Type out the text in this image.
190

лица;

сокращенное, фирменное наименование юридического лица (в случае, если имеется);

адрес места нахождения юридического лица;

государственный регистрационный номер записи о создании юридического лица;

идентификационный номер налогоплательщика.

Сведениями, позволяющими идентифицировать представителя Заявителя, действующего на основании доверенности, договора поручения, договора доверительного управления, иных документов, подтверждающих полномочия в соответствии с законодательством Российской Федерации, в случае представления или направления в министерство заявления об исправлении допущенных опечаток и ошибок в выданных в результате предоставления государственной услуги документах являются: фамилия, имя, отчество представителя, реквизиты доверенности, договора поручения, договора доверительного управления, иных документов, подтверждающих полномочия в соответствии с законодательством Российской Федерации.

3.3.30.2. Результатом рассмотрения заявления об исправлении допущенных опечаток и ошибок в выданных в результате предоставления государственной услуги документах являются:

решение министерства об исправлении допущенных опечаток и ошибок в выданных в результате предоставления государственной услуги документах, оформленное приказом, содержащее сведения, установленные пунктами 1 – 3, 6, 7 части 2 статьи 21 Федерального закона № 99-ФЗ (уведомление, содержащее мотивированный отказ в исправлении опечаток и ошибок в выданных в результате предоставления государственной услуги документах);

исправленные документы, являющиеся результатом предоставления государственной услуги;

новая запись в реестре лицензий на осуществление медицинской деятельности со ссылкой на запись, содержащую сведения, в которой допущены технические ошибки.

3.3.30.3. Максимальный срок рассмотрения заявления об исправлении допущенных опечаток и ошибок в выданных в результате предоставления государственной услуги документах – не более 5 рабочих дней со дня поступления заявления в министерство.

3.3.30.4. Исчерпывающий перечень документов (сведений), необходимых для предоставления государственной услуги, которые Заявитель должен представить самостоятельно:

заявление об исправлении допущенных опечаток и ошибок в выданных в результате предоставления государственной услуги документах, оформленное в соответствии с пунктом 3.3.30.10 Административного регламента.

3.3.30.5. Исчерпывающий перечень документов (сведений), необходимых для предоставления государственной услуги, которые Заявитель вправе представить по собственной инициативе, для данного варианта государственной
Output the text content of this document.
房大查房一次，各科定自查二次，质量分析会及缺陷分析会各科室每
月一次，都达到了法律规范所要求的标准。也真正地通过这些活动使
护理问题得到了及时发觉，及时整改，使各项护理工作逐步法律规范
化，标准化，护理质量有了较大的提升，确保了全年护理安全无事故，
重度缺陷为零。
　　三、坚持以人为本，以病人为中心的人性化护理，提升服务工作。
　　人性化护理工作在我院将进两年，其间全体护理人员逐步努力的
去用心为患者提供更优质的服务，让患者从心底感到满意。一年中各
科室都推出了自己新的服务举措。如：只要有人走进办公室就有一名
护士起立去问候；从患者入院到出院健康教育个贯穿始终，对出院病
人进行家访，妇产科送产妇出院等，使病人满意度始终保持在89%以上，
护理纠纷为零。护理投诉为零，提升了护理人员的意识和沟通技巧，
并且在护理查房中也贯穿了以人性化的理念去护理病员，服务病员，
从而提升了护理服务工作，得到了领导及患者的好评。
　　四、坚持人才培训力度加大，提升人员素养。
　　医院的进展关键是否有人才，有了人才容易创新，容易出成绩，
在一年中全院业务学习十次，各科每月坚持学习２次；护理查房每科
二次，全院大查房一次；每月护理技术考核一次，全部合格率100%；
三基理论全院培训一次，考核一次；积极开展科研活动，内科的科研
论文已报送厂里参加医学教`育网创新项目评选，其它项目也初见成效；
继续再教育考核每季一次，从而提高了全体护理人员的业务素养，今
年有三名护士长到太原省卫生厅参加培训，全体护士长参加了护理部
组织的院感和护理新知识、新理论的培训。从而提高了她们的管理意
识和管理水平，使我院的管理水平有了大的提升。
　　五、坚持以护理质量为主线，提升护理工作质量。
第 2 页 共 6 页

▶ [Task instructions] Check each line of the entries for the string "this". Copy the lines that have it.

▶ [Written response]
Type out the text in this image.
Output the text content of this document.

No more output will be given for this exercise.